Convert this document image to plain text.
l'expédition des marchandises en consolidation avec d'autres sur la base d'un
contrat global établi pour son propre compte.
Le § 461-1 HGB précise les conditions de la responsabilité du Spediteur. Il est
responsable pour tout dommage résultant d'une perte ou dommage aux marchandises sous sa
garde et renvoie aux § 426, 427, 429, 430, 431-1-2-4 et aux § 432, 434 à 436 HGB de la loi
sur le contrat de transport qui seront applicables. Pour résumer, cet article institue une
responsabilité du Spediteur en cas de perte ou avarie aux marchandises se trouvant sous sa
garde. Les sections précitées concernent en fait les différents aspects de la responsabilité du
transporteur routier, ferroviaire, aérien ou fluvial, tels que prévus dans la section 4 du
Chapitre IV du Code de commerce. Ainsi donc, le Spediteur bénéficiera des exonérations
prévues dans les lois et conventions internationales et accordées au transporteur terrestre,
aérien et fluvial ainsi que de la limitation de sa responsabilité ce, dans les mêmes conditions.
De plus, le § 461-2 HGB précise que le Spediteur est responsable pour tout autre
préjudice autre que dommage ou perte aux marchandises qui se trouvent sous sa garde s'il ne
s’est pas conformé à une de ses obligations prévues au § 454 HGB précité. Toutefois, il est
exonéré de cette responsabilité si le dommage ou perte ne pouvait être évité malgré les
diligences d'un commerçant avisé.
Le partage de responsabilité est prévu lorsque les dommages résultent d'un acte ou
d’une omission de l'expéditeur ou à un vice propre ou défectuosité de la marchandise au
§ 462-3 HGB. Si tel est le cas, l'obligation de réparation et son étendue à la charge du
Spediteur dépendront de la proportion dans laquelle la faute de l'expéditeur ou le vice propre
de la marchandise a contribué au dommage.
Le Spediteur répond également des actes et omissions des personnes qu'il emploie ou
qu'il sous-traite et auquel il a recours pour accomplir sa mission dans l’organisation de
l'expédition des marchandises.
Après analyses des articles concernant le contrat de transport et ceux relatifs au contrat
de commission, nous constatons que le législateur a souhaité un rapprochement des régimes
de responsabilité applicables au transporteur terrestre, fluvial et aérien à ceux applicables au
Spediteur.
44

→ Your task: Retype all of the material above with every character intact.

→ Task answer:
Convert this document image to plain text.
l'expédition des marchandises en consolidation avec d'autres sur la base d'un
contrat global établi pour son propre compte.
Le § 461-1 HGB précise les conditions de la responsabilité du Spediteur. Il est
responsable pour tout dommage résultant d'une perte ou dommage aux marchandises sous sa
garde et renvoie aux § 426, 427, 429, 430, 431-1-2-4 et aux § 432, 434 à 436 HGB de la loi
sur le contrat de transport qui seront applicables. Pour résumer, cet article institue une
responsabilité du Spediteur en cas de perte ou avarie aux marchandises se trouvant sous sa
garde. Les sections précitées concernent en fait les différents aspects de la responsabilité du
transporteur routier, ferroviaire, aérien ou fluvial, tels que prévus dans la section 4 du
Chapitre IV du Code de commerce. Ainsi donc, le Spediteur bénéficiera des exonérations
prévues dans les lois et conventions internationales et accordées au transporteur terrestre,
aérien et fluvial ainsi que de la limitation de sa responsabilité ce, dans les mêmes conditions.
De plus, le § 461-2 HGB précise que le Spediteur est responsable pour tout autre
préjudice autre que dommage ou perte aux marchandises qui se trouvent sous sa garde s'il ne
s’est pas conformé à une de ses obligations prévues au § 454 HGB précité. Toutefois, il est
exonéré de cette responsabilité si le dommage ou perte ne pouvait être évité malgré les
diligences d'un commerçant avisé.
Le partage de responsabilité est prévu lorsque les dommages résultent d'un acte ou
d’une omission de l'expéditeur ou à un vice propre ou défectuosité de la marchandise au
§ 462-3 HGB. Si tel est le cas, l'obligation de réparation et son étendue à la charge du
Spediteur dépendront de la proportion dans laquelle la faute de l'expéditeur ou le vice propre
de la marchandise a contribué au dommage.
Le Spediteur répond également des actes et omissions des personnes qu'il emploie ou
qu'il sous-traite et auquel il a recours pour accomplir sa mission dans l’organisation de
l'expédition des marchandises.
Après analyses des articles concernant le contrat de transport et ceux relatifs au contrat
de commission, nous constatons que le législateur a souhaité un rapprochement des régimes
de responsabilité applicables au transporteur terrestre, fluvial et aérien à ceux applicables au
Spediteur.
44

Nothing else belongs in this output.